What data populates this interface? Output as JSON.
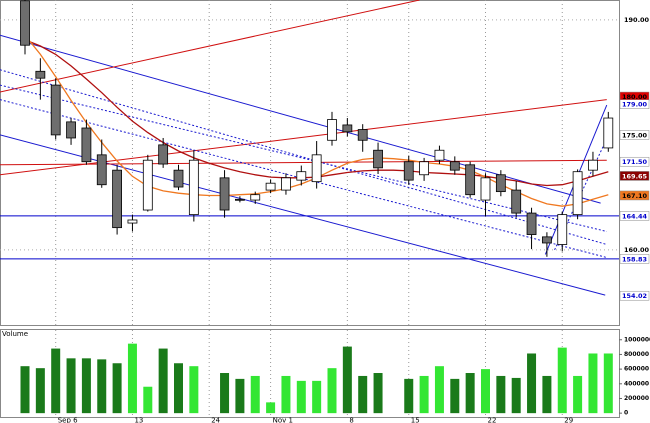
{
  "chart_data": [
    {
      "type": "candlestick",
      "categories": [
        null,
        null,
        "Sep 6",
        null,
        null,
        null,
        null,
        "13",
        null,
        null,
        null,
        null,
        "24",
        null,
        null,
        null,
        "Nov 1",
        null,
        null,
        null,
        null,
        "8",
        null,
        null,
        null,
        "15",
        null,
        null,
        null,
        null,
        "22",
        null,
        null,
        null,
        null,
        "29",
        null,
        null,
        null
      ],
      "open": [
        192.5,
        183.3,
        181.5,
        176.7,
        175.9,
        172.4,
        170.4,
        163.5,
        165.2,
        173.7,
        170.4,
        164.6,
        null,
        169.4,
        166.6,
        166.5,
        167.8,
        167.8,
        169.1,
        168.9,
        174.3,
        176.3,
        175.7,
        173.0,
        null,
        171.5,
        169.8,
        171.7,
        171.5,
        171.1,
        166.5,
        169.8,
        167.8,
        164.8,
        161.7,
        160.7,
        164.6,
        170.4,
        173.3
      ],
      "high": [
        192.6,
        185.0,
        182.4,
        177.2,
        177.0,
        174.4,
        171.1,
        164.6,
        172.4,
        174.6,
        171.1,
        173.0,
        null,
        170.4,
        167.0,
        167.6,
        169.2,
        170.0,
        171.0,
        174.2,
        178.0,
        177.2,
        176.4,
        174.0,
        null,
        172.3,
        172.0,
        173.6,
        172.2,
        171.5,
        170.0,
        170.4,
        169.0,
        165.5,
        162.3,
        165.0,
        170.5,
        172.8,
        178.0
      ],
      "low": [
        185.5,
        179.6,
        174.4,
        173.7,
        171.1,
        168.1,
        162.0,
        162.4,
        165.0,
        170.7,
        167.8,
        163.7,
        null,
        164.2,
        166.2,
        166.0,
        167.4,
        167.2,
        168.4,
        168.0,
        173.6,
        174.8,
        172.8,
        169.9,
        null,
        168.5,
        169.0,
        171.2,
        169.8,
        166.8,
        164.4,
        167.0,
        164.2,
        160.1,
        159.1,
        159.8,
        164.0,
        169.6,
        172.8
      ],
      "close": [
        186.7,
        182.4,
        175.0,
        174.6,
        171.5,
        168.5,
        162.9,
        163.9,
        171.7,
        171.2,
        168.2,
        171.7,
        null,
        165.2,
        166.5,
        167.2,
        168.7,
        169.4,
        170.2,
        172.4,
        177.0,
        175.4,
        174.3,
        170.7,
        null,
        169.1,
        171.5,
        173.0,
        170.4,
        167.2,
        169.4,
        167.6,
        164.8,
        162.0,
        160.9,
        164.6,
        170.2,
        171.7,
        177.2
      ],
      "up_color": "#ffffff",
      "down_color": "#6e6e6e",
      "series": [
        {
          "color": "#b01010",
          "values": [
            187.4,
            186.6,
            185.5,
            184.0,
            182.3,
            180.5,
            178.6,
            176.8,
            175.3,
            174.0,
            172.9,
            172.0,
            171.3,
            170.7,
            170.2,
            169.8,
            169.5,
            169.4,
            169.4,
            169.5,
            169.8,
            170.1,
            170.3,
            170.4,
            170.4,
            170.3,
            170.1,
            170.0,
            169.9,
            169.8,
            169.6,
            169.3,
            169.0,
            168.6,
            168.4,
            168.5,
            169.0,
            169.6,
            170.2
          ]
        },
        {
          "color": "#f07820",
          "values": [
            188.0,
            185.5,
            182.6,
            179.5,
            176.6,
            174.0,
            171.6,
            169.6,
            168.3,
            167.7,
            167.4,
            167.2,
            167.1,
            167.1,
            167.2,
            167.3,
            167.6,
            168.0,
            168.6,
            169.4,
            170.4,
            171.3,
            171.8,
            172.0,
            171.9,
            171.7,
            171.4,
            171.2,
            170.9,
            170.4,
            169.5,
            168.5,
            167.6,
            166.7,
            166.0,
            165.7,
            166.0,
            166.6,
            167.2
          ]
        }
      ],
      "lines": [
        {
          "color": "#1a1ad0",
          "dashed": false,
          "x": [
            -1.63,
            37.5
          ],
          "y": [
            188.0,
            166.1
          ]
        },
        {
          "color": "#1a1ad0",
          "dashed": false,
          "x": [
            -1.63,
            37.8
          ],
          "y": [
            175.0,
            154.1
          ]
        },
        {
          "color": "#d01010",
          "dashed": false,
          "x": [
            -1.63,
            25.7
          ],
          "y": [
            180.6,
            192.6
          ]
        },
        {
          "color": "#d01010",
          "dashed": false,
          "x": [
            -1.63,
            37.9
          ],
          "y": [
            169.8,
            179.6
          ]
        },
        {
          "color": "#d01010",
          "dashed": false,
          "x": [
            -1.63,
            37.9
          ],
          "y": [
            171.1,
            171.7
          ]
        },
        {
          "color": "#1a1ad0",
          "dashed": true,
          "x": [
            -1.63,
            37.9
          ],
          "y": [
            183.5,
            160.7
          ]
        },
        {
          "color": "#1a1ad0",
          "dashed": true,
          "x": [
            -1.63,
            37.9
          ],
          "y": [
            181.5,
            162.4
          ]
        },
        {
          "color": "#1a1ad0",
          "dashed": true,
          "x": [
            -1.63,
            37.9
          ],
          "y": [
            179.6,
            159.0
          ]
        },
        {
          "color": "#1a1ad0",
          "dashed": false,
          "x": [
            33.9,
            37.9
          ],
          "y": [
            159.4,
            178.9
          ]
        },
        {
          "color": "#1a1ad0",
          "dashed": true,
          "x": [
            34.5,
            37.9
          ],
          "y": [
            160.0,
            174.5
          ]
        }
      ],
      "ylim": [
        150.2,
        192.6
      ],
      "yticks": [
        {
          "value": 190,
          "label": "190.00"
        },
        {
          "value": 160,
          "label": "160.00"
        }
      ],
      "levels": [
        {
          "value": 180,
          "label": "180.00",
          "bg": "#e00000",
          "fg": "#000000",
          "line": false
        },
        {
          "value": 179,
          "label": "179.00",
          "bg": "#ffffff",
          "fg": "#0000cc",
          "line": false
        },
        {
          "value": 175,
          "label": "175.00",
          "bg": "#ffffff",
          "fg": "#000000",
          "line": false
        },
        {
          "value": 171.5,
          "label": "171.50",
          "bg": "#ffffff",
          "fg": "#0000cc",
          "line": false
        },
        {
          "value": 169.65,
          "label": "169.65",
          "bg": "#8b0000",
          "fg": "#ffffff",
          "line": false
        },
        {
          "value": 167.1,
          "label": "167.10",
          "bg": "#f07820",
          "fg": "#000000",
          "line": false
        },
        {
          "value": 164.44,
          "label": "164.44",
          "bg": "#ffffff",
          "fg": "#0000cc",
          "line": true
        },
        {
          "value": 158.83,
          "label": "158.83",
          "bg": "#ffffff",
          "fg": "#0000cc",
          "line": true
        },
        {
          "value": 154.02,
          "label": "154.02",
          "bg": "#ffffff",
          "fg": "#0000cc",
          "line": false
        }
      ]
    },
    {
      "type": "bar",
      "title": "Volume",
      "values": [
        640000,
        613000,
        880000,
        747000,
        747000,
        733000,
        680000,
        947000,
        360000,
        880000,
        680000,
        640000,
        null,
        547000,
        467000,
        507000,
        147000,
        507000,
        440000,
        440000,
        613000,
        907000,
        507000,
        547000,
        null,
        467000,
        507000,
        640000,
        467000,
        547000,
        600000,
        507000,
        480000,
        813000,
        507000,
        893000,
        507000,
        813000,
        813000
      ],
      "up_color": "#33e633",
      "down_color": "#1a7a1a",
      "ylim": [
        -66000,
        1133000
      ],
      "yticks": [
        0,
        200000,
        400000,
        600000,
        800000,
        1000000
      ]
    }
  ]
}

* * *

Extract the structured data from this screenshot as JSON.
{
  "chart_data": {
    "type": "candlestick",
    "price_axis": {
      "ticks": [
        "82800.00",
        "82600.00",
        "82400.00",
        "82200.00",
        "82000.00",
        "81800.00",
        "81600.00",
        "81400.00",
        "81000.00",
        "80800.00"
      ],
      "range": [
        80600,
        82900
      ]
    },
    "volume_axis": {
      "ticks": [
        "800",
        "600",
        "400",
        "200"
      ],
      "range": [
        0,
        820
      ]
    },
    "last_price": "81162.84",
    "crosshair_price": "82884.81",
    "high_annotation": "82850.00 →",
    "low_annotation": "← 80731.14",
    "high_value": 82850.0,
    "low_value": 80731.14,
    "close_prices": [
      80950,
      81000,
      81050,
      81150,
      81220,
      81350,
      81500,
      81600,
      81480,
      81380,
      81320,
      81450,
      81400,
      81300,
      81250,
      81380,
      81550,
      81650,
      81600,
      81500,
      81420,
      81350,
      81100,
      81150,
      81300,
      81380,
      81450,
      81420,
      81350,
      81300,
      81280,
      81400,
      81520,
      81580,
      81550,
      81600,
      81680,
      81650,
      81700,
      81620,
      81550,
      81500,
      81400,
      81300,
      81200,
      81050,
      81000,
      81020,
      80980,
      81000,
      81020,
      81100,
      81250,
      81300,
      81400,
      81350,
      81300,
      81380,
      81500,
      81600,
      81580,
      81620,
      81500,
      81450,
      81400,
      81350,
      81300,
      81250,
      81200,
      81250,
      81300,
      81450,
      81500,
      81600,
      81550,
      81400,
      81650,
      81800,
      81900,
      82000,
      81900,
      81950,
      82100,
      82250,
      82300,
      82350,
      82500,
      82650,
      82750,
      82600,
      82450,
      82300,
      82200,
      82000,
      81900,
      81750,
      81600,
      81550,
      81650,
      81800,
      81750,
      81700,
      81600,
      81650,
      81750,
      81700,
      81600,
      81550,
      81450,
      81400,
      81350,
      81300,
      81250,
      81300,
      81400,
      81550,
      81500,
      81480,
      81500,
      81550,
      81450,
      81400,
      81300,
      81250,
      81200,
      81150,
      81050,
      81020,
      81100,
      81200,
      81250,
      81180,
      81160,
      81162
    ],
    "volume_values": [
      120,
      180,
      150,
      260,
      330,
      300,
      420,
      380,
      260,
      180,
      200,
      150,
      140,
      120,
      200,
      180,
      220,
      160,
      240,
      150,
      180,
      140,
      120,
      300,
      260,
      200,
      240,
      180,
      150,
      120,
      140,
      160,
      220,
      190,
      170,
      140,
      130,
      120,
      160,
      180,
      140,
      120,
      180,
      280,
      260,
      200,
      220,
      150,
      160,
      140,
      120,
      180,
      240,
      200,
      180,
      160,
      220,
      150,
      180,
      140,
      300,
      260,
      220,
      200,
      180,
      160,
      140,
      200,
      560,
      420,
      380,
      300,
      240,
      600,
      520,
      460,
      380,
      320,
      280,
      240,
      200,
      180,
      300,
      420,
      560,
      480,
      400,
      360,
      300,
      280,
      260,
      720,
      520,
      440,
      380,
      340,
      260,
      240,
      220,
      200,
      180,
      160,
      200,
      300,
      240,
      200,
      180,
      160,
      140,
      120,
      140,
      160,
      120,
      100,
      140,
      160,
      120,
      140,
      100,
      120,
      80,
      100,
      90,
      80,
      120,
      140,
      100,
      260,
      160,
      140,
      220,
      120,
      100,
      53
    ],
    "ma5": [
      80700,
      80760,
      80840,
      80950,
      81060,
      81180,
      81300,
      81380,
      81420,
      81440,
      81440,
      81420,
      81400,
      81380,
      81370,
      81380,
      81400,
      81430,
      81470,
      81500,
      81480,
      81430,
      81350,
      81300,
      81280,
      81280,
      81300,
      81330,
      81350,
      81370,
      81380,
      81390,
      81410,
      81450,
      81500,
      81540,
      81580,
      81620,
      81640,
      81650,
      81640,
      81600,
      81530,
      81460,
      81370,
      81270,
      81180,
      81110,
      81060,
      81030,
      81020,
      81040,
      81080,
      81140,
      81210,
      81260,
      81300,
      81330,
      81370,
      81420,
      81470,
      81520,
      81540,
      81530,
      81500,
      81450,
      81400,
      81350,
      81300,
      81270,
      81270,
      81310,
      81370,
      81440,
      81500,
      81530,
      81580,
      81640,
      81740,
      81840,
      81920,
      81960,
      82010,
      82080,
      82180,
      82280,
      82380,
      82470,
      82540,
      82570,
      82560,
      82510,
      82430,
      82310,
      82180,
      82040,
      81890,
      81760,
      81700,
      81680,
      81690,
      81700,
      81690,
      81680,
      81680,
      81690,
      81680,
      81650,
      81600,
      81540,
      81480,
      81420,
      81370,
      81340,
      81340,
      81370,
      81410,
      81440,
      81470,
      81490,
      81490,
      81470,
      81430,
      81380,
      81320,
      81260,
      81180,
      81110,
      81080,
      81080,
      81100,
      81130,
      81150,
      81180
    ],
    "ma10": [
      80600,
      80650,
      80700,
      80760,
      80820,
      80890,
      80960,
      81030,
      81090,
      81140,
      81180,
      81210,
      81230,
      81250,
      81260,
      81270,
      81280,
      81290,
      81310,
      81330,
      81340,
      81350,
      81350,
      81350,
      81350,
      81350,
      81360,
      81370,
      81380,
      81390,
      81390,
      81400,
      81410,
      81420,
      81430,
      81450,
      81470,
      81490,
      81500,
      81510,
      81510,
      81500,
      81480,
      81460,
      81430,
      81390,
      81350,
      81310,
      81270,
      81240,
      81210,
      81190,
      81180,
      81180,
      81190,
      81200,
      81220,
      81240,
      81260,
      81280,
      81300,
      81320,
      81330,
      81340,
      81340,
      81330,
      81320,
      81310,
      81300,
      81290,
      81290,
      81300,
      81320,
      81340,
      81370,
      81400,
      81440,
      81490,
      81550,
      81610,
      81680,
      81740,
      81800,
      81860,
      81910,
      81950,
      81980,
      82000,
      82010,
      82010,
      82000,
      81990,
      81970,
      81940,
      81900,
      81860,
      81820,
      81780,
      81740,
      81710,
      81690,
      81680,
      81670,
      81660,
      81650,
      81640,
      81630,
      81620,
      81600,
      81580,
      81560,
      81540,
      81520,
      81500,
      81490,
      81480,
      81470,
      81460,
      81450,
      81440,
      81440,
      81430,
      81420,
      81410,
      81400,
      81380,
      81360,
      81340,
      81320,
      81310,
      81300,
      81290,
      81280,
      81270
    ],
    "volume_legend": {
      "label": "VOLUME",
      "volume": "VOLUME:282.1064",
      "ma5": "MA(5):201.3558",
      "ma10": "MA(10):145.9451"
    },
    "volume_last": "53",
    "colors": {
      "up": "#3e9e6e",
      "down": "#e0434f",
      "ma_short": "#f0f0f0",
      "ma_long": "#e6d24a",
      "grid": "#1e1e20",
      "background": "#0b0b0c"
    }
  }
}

TASK TO COMPLETE:
Search the data for "candlestick". Copy every line that has it.

WORKED SOLUTION:
      "type": "candlestick",
    "type": "candlestick",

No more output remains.